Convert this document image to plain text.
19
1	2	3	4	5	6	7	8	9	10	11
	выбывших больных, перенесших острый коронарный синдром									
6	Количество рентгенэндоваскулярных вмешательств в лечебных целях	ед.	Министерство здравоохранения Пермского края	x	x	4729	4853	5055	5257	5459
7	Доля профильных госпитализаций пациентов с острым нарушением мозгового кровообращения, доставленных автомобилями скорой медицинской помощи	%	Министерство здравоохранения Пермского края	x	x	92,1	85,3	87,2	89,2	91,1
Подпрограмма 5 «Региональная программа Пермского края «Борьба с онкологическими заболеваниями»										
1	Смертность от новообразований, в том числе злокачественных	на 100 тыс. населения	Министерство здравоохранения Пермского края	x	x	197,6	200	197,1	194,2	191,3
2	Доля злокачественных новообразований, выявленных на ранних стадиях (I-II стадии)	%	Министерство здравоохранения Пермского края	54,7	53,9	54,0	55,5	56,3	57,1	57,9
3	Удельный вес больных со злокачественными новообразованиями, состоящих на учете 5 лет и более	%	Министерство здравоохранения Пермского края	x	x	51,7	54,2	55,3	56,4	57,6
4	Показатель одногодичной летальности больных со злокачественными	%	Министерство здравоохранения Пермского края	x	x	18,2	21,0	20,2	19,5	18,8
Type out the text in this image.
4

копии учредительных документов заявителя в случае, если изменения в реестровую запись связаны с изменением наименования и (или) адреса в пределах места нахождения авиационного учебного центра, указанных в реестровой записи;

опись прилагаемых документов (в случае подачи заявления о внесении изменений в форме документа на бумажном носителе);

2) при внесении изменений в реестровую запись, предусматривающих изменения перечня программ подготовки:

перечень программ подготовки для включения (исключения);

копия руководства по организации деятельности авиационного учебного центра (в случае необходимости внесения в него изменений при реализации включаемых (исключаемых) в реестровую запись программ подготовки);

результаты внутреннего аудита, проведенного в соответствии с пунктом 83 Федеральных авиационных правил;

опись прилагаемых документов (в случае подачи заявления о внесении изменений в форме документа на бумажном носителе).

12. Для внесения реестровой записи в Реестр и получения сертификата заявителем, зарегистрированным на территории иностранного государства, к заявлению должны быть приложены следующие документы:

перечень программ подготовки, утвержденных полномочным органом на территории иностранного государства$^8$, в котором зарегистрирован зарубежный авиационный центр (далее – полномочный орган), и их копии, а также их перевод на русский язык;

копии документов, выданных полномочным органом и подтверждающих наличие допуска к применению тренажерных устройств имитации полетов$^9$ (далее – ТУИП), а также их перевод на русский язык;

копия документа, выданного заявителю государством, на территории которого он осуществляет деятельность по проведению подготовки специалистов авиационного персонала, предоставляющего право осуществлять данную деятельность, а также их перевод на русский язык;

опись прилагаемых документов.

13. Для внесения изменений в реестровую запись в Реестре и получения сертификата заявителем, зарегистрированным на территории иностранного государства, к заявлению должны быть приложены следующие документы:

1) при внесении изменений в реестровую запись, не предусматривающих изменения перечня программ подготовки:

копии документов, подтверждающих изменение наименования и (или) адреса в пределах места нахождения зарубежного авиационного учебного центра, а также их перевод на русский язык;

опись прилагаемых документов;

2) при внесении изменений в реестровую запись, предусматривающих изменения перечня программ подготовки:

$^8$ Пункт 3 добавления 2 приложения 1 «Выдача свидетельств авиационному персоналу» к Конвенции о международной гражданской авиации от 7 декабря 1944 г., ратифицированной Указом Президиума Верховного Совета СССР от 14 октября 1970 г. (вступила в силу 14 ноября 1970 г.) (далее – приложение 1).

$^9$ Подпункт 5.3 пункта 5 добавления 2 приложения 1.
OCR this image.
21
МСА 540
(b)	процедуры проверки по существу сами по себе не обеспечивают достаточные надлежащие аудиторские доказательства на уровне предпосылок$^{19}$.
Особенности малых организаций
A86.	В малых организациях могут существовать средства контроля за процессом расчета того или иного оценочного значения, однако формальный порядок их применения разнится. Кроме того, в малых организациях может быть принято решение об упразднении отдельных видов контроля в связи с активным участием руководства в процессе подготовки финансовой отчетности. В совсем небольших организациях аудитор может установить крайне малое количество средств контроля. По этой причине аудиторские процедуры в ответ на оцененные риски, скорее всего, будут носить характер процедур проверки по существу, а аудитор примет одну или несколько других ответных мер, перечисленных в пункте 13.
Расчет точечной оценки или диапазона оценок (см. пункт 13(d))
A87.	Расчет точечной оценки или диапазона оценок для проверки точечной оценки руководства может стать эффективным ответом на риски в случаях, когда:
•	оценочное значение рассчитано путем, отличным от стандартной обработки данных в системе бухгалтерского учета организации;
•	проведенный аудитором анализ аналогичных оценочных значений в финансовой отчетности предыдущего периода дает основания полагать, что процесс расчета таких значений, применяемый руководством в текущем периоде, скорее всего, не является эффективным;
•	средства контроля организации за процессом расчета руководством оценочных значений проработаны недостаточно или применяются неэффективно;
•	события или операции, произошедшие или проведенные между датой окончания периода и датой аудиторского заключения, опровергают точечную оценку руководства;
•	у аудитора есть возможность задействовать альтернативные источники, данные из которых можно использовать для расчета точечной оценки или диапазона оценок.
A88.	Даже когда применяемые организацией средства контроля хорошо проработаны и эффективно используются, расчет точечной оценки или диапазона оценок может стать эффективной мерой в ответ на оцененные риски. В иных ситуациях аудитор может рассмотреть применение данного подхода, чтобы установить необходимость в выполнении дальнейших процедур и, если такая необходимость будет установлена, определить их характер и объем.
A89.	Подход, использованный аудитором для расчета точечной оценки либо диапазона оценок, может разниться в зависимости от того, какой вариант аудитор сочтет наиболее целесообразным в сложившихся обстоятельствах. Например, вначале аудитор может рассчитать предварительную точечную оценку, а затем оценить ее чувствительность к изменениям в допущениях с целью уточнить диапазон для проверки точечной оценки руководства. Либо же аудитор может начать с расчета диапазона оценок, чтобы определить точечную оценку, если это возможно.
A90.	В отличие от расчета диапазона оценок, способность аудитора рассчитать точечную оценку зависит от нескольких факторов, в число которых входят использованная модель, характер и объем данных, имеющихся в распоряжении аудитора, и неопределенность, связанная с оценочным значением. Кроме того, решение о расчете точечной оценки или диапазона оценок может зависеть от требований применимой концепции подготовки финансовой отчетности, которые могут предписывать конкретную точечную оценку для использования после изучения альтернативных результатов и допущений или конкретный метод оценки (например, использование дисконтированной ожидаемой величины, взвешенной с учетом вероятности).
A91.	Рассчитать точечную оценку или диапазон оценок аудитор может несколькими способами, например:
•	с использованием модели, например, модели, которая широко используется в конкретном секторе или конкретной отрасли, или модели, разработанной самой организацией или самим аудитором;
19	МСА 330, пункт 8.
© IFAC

- [Directions]: Return each line where "перечень" shows up.

- [Result for this exercise]:
перечень программ подготовки для включения (исключения);
перечень программ подготовки, утвержденных полномочным органом на территории иностранного государства$^8$, в котором зарегистрирован зарубежный авиационный центр (далее – полномочный орган), и их копии, а также их перевод на русский язык;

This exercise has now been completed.